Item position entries
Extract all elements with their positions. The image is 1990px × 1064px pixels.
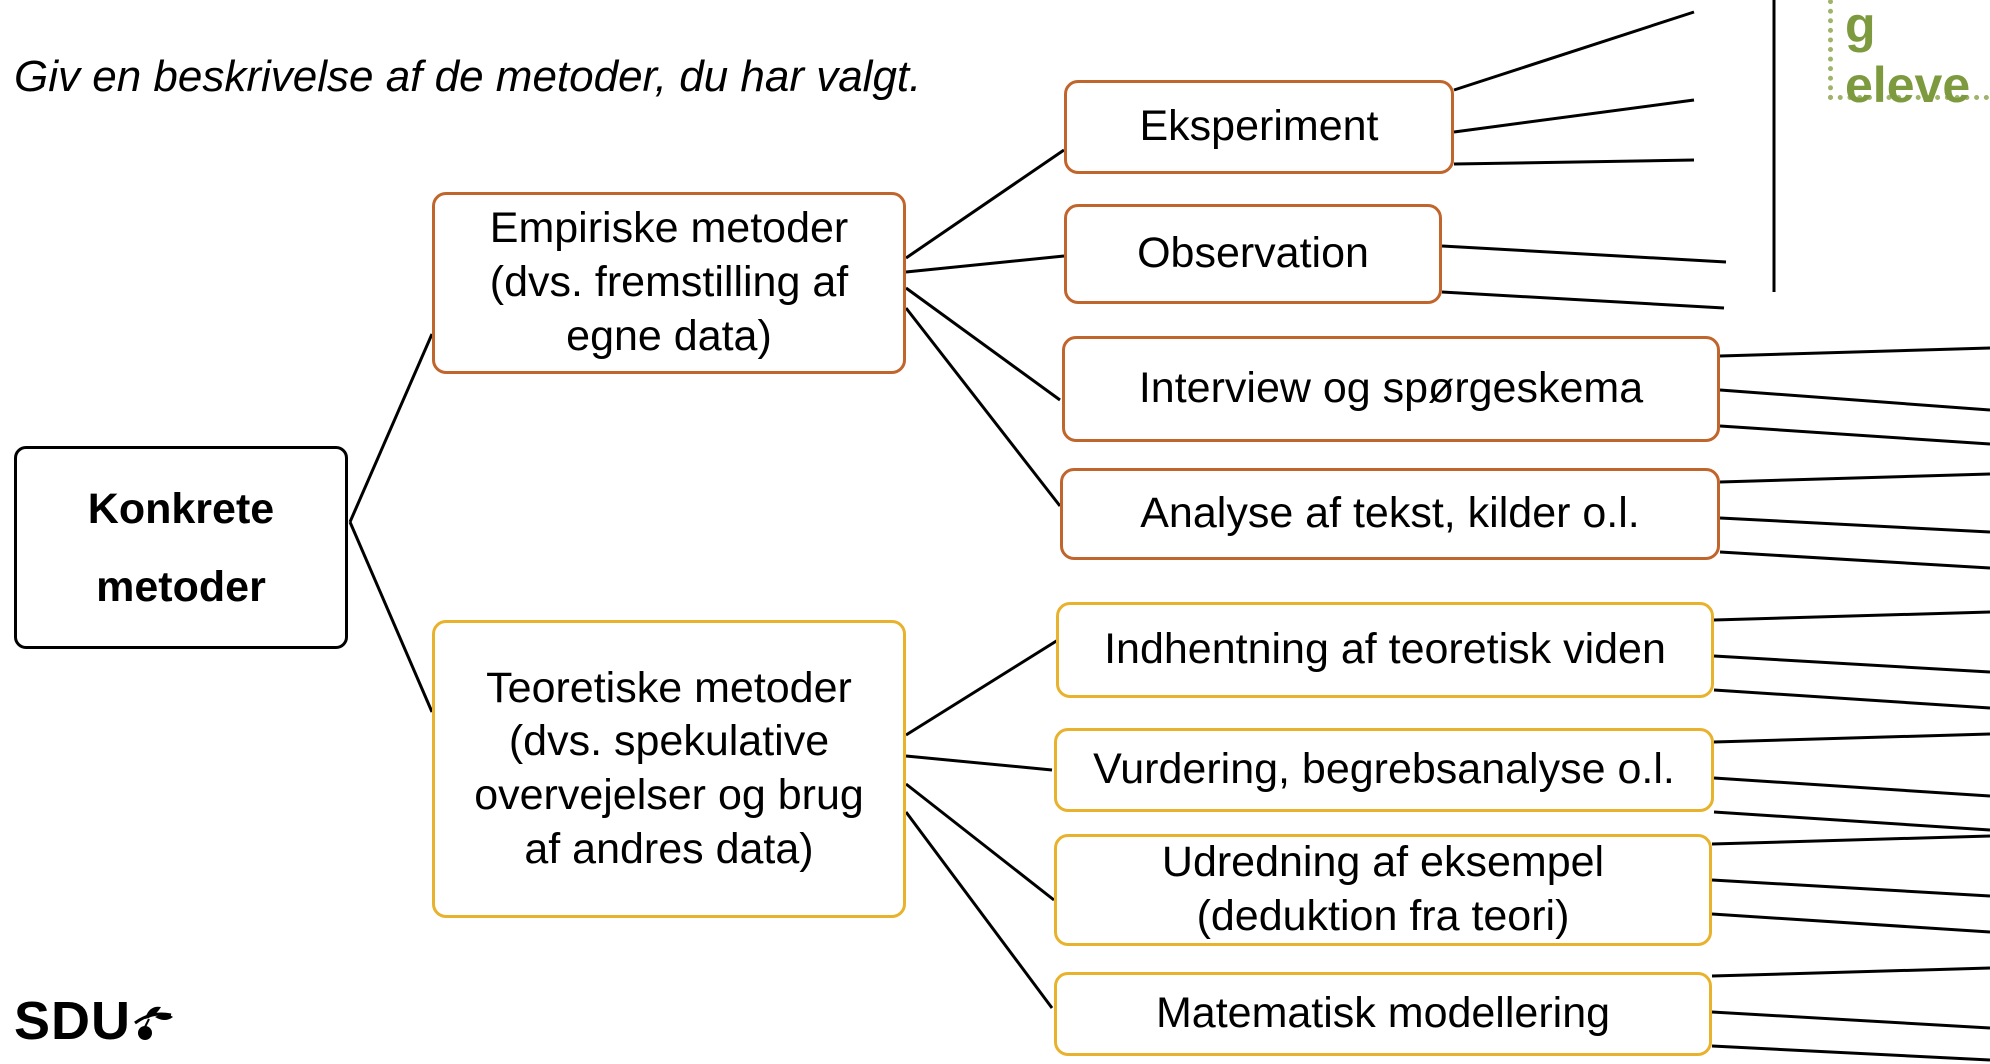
sdu-logo-text: SDU	[14, 991, 132, 1051]
empirical-line3: egne data)	[566, 311, 772, 360]
root-node-line1: Konkrete	[87, 484, 275, 533]
method-example-line1: Udredning af eksempel	[1161, 838, 1605, 887]
method-text-analysis: Analyse af tekst, kilder o.l.	[1060, 468, 1720, 560]
method-eksperiment-label: Eksperiment	[1139, 102, 1379, 151]
method-interview-label: Interview og spørgeskema	[1138, 364, 1644, 413]
theoretical-line2: (dvs. spekulative	[508, 717, 830, 766]
sticky-note-line2: eleve	[1845, 57, 1971, 113]
method-eksperiment: Eksperiment	[1064, 80, 1454, 174]
method-text-analysis-label: Analyse af tekst, kilder o.l.	[1140, 489, 1640, 538]
method-math-modelling-label: Matematisk modellering	[1155, 989, 1611, 1038]
theoretical-line1: Teoretiske metoder	[486, 663, 852, 712]
empirical-line1: Empiriske metoder	[489, 204, 849, 253]
method-observation: Observation	[1064, 204, 1442, 304]
method-concept-analysis: Vurdering, begrebsanalyse o.l.	[1054, 728, 1714, 812]
empirical-line2: (dvs. fremstilling af	[489, 258, 849, 307]
empirical-methods-node: Empiriske metoder (dvs. fremstilling af …	[432, 192, 906, 374]
method-observation-label: Observation	[1137, 229, 1369, 278]
sdu-logo: SDU	[14, 990, 175, 1052]
theoretical-line3: overvejelser og brug	[474, 771, 864, 819]
method-interview: Interview og spørgeskema	[1062, 336, 1720, 442]
theoretical-line4: af andres data)	[524, 824, 814, 873]
sdu-leaf-icon	[134, 1006, 174, 1040]
method-example-deduction: Udredning af eksempel (deduktion fra teo…	[1054, 834, 1712, 946]
intro-instruction: Giv en beskrivelse af de metoder, du har…	[14, 52, 922, 101]
method-theory-collection: Indhentning af teoretisk viden	[1056, 602, 1714, 698]
method-example-line2: (deduktion fra teori)	[1196, 892, 1570, 940]
root-node-line2: metoder	[96, 562, 266, 611]
method-math-modelling: Matematisk modellering	[1054, 972, 1712, 1056]
theoretical-methods-node: Teoretiske metoder (dvs. spekulative ove…	[432, 620, 906, 918]
root-node-konkrete-metoder: Konkrete metoder	[14, 446, 348, 649]
sticky-note-line1: g	[1845, 0, 1876, 53]
sticky-note: g eleve	[1828, 0, 1990, 113]
method-concept-analysis-label: Vurdering, begrebsanalyse o.l.	[1093, 745, 1675, 794]
method-theory-collection-label: Indhentning af teoretisk viden	[1104, 625, 1666, 674]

• _Brief_
Reproduce the data above line for line, character for character, and omit the picture.

• _In response_
Extract all elements with their positions. The image is 1990px × 1064px pixels.
sdu-logo-text: SDU	[14, 991, 132, 1051]
empirical-line3: egne data)	[566, 311, 772, 360]
root-node-line1: Konkrete	[87, 484, 275, 533]
method-example-line1: Udredning af eksempel	[1161, 838, 1605, 887]
method-text-analysis: Analyse af tekst, kilder o.l.	[1060, 468, 1720, 560]
method-eksperiment-label: Eksperiment	[1139, 102, 1379, 151]
method-interview-label: Interview og spørgeskema	[1138, 364, 1644, 413]
theoretical-line2: (dvs. spekulative	[508, 717, 830, 766]
sticky-note-line2: eleve	[1845, 57, 1971, 113]
method-eksperiment: Eksperiment	[1064, 80, 1454, 174]
method-text-analysis-label: Analyse af tekst, kilder o.l.	[1140, 489, 1640, 538]
method-math-modelling-label: Matematisk modellering	[1155, 989, 1611, 1038]
theoretical-line1: Teoretiske metoder	[486, 663, 852, 712]
empirical-line1: Empiriske metoder	[489, 204, 849, 253]
method-observation: Observation	[1064, 204, 1442, 304]
method-concept-analysis: Vurdering, begrebsanalyse o.l.	[1054, 728, 1714, 812]
empirical-line2: (dvs. fremstilling af	[489, 258, 849, 307]
empirical-methods-node: Empiriske metoder (dvs. fremstilling af …	[432, 192, 906, 374]
method-observation-label: Observation	[1137, 229, 1369, 278]
sdu-logo: SDU	[14, 990, 175, 1052]
theoretical-line3: overvejelser og brug	[474, 771, 864, 819]
method-interview: Interview og spørgeskema	[1062, 336, 1720, 442]
theoretical-line4: af andres data)	[524, 824, 814, 873]
sdu-leaf-icon	[134, 1006, 174, 1040]
method-example-deduction: Udredning af eksempel (deduktion fra teo…	[1054, 834, 1712, 946]
intro-instruction: Giv en beskrivelse af de metoder, du har…	[14, 52, 922, 101]
method-theory-collection: Indhentning af teoretisk viden	[1056, 602, 1714, 698]
method-example-line2: (deduktion fra teori)	[1196, 892, 1570, 940]
root-node-line2: metoder	[96, 562, 266, 611]
method-math-modelling: Matematisk modellering	[1054, 972, 1712, 1056]
theoretical-methods-node: Teoretiske metoder (dvs. spekulative ove…	[432, 620, 906, 918]
root-node-konkrete-metoder: Konkrete metoder	[14, 446, 348, 649]
sticky-note-line1: g	[1845, 0, 1876, 53]
sticky-note: g eleve	[1828, 0, 1990, 113]
method-concept-analysis-label: Vurdering, begrebsanalyse o.l.	[1093, 745, 1675, 794]
method-theory-collection-label: Indhentning af teoretisk viden	[1104, 625, 1666, 674]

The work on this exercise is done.